— Recorded data —
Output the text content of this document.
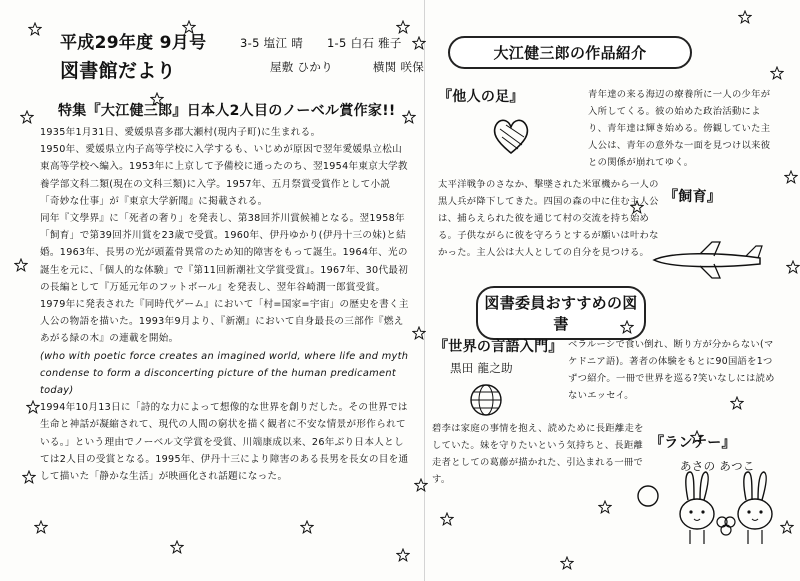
平成29年度 9月号
図書館だより
3-5 塩江 晴 1-5 白石 雅子
屋敷 ひかり	横関 咲保
特集『大江健三郎』日本人2人目のノーベル賞作家!!
1935年1月31日、愛媛県喜多郡大瀬村(現内子町)に生まれる。
1950年、愛媛県立内子高等学校に入学するも、いじめが原因で翌年愛媛県立松山東高等学校へ編入。1953年に上京して予備校に通ったのち、翌1954年東京大学教養学部文科二類(現在の文科三類)に入学。1957年、五月祭賞受賞作として小説「奇妙な仕事」が『東京大学新聞』に掲載される。
同年『文學界』に「死者の奢り」を発表し、第38回芥川賞候補となる。翌1958年「飼育」で第39回芥川賞を23歳で受賞。1960年、伊丹ゆかり(伊丹十三の妹)と結婚。1963年、長男の光が頭蓋骨異常のため知的障害をもって誕生。1964年、光の誕生を元に、「個人的な体験」で『第11回新潮社文学賞受賞』。1967年、30代最初の長編として『万延元年のフットボール』を発表し、翌年谷崎潤一郎賞受賞。1979年に発表された『同時代ゲーム』において「村=国家=宇宙」の歴史を書く主人公の物語を描いた。1993年9月より、『新潮』において自身最長の三部作『燃えあがる緑の木』の連載を開始。
(who with poetic force creates an imagined world, where life and myth condense to form a disconcerting picture of the human predicament today)
1994年10月13日に「詩的な力によって想像的な世界を創りだした。その世界では生命と神話が凝縮されて、現代の人間の窮状を描く観者に不安な情景が形作られている。」という理由でノーベル文学賞を受賞、川端康成以来、26年ぶり日本人としては2人目の受賞となる。1995年、伊丹十三により障害のある長男を長女の目を通して描いた「静かな生活」が映画化され話題になった。
大江健三郎の作品紹介
『他人の足』	青年達の来る海辺の療養所に一人の少年が入所してくる。彼の始めた政治活動により、青年達は輝き始める。傍観していた主人公は、青年の意外な一面を見つけ以来彼との関係が崩れてゆく。
太平洋戦争のさなか、撃墜された米軍機から一人の黒人兵が降下してきた。四国の森の中に住む主人公は、捕らえられた彼を通じて村の交流を持ち始める。子供ながらに彼を守ろうとするが願いは叶わなかった。主人公は大人としての自分を見つける。
『飼育』
図書委員おすすめの図書
『世界の言語入門』
黒田 龍之助
ベラルーシで食い倒れ、断り方が分からない(マケドニア語)。著者の体験をもとに90国語を1つずつ紹介。一冊で世界を巡る?笑いなしには読めないエッセイ。
碧李は家庭の事情を抱え、読めために長距離走をしていた。妹を守りたいという気持ちと、長距離走者としての葛藤が描かれた、引込まれる一冊です。
『ランナー』
あさの あつこ
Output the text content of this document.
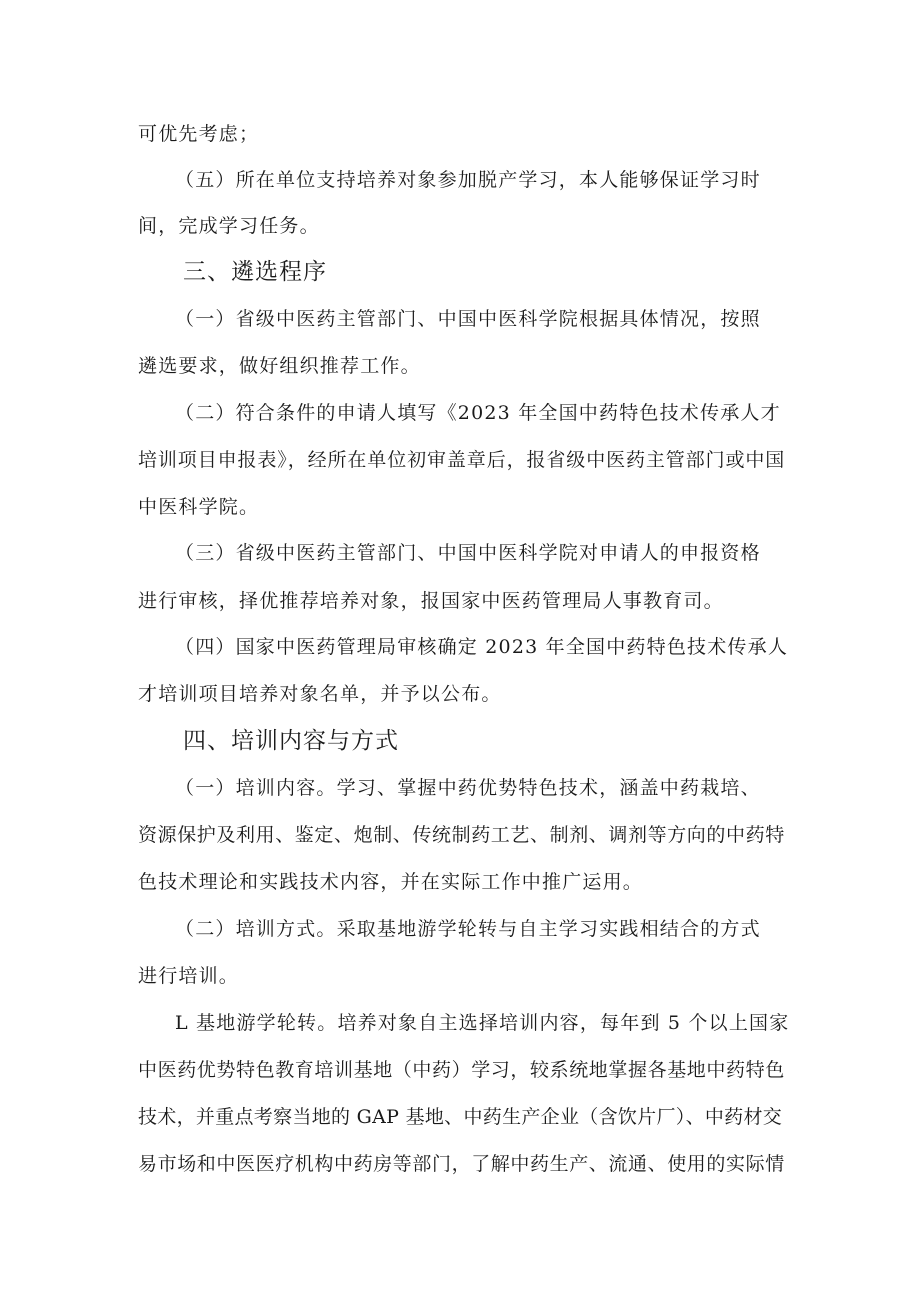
可优先考虑；
（五）所在单位支持培养对象参加脱产学习，本人能够保证学习时
间，完成学习任务。
三、遴选程序
（一）省级中医药主管部门、中国中医科学院根据具体情况，按照
遴选要求，做好组织推荐工作。
（二）符合条件的申请人填写《2023 年全国中药特色技术传承人才
培训项目申报表》，经所在单位初审盖章后，报省级中医药主管部门或中国
中医科学院。
（三）省级中医药主管部门、中国中医科学院对申请人的申报资格
进行审核，择优推荐培养对象，报国家中医药管理局人事教育司。
（四）国家中医药管理局审核确定 2023 年全国中药特色技术传承人
才培训项目培养对象名单，并予以公布。
四、培训内容与方式
（一）培训内容。学习、掌握中药优势特色技术，涵盖中药栽培、
资源保护及利用、鉴定、炮制、传统制药工艺、制剂、调剂等方向的中药特
色技术理论和实践技术内容，并在实际工作中推广运用。
（二）培训方式。采取基地游学轮转与自主学习实践相结合的方式
进行培训。
L 基地游学轮转。培养对象自主选择培训内容，每年到 5 个以上国家
中医药优势特色教育培训基地（中药）学习，较系统地掌握各基地中药特色
技术，并重点考察当地的 GAP 基地、中药生产企业（含饮片厂）、中药材交
易市场和中医医疗机构中药房等部门，了解中药生产、流通、使用的实际情
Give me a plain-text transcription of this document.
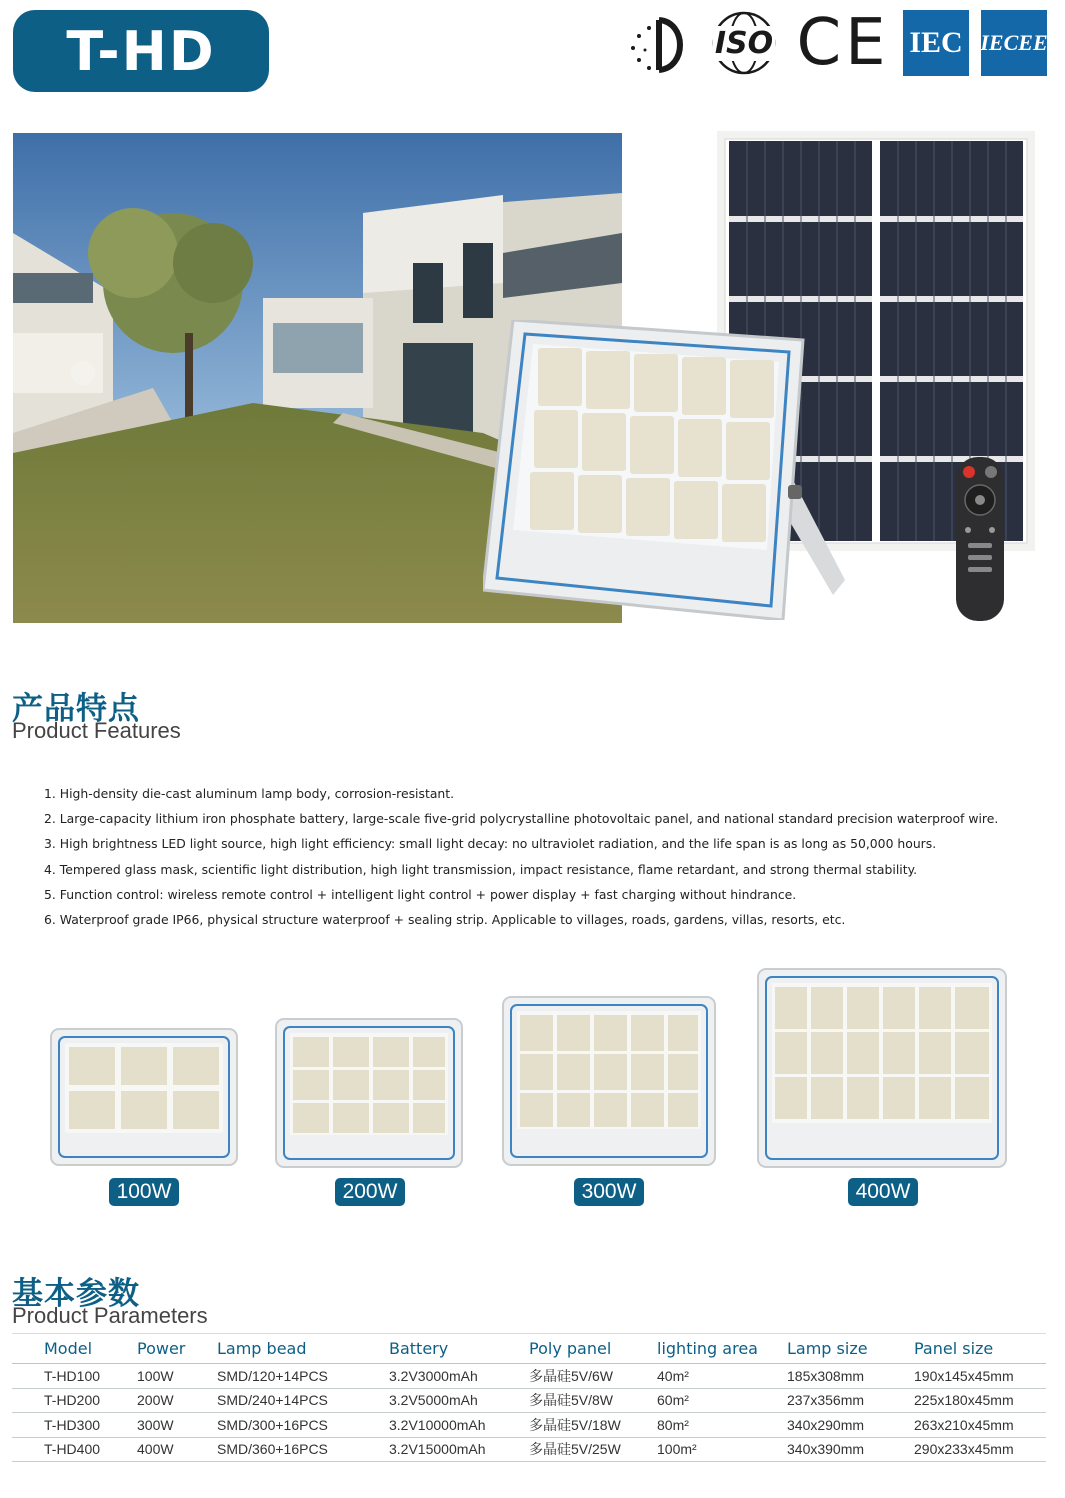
T-HD	ISO CE IEC IECEE
产品特点
Product Features
1. High-density die-cast aluminum lamp body, corrosion-resistant.
2. Large-capacity lithium iron phosphate battery, large-scale five-grid polycrystalline photovoltaic panel, and national standard precision waterproof wire.
3. High brightness LED light source, high light efficiency: small light decay: no ultraviolet radiation, and the life span is as long as 50,000 hours.
4. Tempered glass mask, scientific light distribution, high light transmission, impact resistance, flame retardant, and strong thermal stability.
5. Function control: wireless remote control + intelligent light control + power display + fast charging without hindrance.
6. Waterproof grade IP66, physical structure waterproof + sealing strip. Applicable to villages, roads, gardens, villas, resorts, etc.
100W	200W	300W	400W
基本参数
Product Parameters
Model	Power	Lamp bead	Battery	Poly panel	lighting area	Lamp size	Panel size
T-HD100	100W	SMD/120+14PCS	3.2V3000mAh	多晶硅5V/6W	40m²	185x308mm	190x145x45mm
T-HD200	200W	SMD/240+14PCS	3.2V5000mAh	多晶硅5V/8W	60m²	237x356mm	225x180x45mm
T-HD300	300W	SMD/300+16PCS	3.2V10000mAh	多晶硅5V/18W	80m²	340x290mm	263x210x45mm
T-HD400	400W	SMD/360+16PCS	3.2V15000mAh	多晶硅5V/25W	100m²	340x390mm	290x233x45mm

— Problem description —
Repeat all of the entries word for word, but omit the pictures.

— Task answer —
Output the text content of this document.
平成29年度 9月号
図書館だより
3-5 塩江 晴 1-5 白石 雅子
屋敷 ひかり	横関 咲保
特集『大江健三郎』日本人2人目のノーベル賞作家!!
1935年1月31日、愛媛県喜多郡大瀬村(現内子町)に生まれる。
1950年、愛媛県立内子高等学校に入学するも、いじめが原因で翌年愛媛県立松山東高等学校へ編入。1953年に上京して予備校に通ったのち、翌1954年東京大学教養学部文科二類(現在の文科三類)に入学。1957年、五月祭賞受賞作として小説「奇妙な仕事」が『東京大学新聞』に掲載される。
同年『文學界』に「死者の奢り」を発表し、第38回芥川賞候補となる。翌1958年「飼育」で第39回芥川賞を23歳で受賞。1960年、伊丹ゆかり(伊丹十三の妹)と結婚。1963年、長男の光が頭蓋骨異常のため知的障害をもって誕生。1964年、光の誕生を元に、「個人的な体験」で『第11回新潮社文学賞受賞』。1967年、30代最初の長編として『万延元年のフットボール』を発表し、翌年谷崎潤一郎賞受賞。1979年に発表された『同時代ゲーム』において「村=国家=宇宙」の歴史を書く主人公の物語を描いた。1993年9月より、『新潮』において自身最長の三部作『燃えあがる緑の木』の連載を開始。
(who with poetic force creates an imagined world, where life and myth condense to form a disconcerting picture of the human predicament today)
1994年10月13日に「詩的な力によって想像的な世界を創りだした。その世界では生命と神話が凝縮されて、現代の人間の窮状を描く観者に不安な情景が形作られている。」という理由でノーベル文学賞を受賞、川端康成以来、26年ぶり日本人としては2人目の受賞となる。1995年、伊丹十三により障害のある長男を長女の目を通して描いた「静かな生活」が映画化され話題になった。
大江健三郎の作品紹介
『他人の足』	青年達の来る海辺の療養所に一人の少年が入所してくる。彼の始めた政治活動により、青年達は輝き始める。傍観していた主人公は、青年の意外な一面を見つけ以来彼との関係が崩れてゆく。
太平洋戦争のさなか、撃墜された米軍機から一人の黒人兵が降下してきた。四国の森の中に住む主人公は、捕らえられた彼を通じて村の交流を持ち始める。子供ながらに彼を守ろうとするが願いは叶わなかった。主人公は大人としての自分を見つける。
『飼育』
図書委員おすすめの図書
『世界の言語入門』
黒田 龍之助
ベラルーシで食い倒れ、断り方が分からない(マケドニア語)。著者の体験をもとに90国語を1つずつ紹介。一冊で世界を巡る?笑いなしには読めないエッセイ。
碧李は家庭の事情を抱え、読めために長距離走をしていた。妹を守りたいという気持ちと、長距離走者としての葛藤が描かれた、引込まれる一冊です。
『ランナー』
あさの あつこ
Output the text content of this document.
可优先考虑；
（五）所在单位支持培养对象参加脱产学习，本人能够保证学习时
间，完成学习任务。
三、遴选程序
（一）省级中医药主管部门、中国中医科学院根据具体情况，按照
遴选要求，做好组织推荐工作。
（二）符合条件的申请人填写《2023 年全国中药特色技术传承人才
培训项目申报表》，经所在单位初审盖章后，报省级中医药主管部门或中国
中医科学院。
（三）省级中医药主管部门、中国中医科学院对申请人的申报资格
进行审核，择优推荐培养对象，报国家中医药管理局人事教育司。
（四）国家中医药管理局审核确定 2023 年全国中药特色技术传承人
才培训项目培养对象名单，并予以公布。
四、培训内容与方式
（一）培训内容。学习、掌握中药优势特色技术，涵盖中药栽培、
资源保护及利用、鉴定、炮制、传统制药工艺、制剂、调剂等方向的中药特
色技术理论和实践技术内容，并在实际工作中推广运用。
（二）培训方式。采取基地游学轮转与自主学习实践相结合的方式
进行培训。
L 基地游学轮转。培养对象自主选择培训内容，每年到 5 个以上国家
中医药优势特色教育培训基地（中药）学习，较系统地掌握各基地中药特色
技术，并重点考察当地的 GAP 基地、中药生产企业（含饮片厂）、中药材交
易市场和中医医疗机构中药房等部门，了解中药生产、流通、使用的实际情
Give me a plain-text transcription of this document.
T-HD	ISO CE IEC IECEE
产品特点
Product Features
1. High-density die-cast aluminum lamp body, corrosion-resistant.
2. Large-capacity lithium iron phosphate battery, large-scale five-grid polycrystalline photovoltaic panel, and national standard precision waterproof wire.
3. High brightness LED light source, high light efficiency: small light decay: no ultraviolet radiation, and the life span is as long as 50,000 hours.
4. Tempered glass mask, scientific light distribution, high light transmission, impact resistance, flame retardant, and strong thermal stability.
5. Function control: wireless remote control + intelligent light control + power display + fast charging without hindrance.
6. Waterproof grade IP66, physical structure waterproof + sealing strip. Applicable to villages, roads, gardens, villas, resorts, etc.
100W	200W	300W	400W
基本参数
Product Parameters
Model	Power	Lamp bead	Battery	Poly panel	lighting area	Lamp size	Panel size
T-HD100	100W	SMD/120+14PCS	3.2V3000mAh	多晶硅5V/6W	40m²	185x308mm	190x145x45mm
T-HD200	200W	SMD/240+14PCS	3.2V5000mAh	多晶硅5V/8W	60m²	237x356mm	225x180x45mm
T-HD300	300W	SMD/300+16PCS	3.2V10000mAh	多晶硅5V/18W	80m²	340x290mm	263x210x45mm
T-HD400	400W	SMD/360+16PCS	3.2V15000mAh	多晶硅5V/25W	100m²	340x390mm	290x233x45mm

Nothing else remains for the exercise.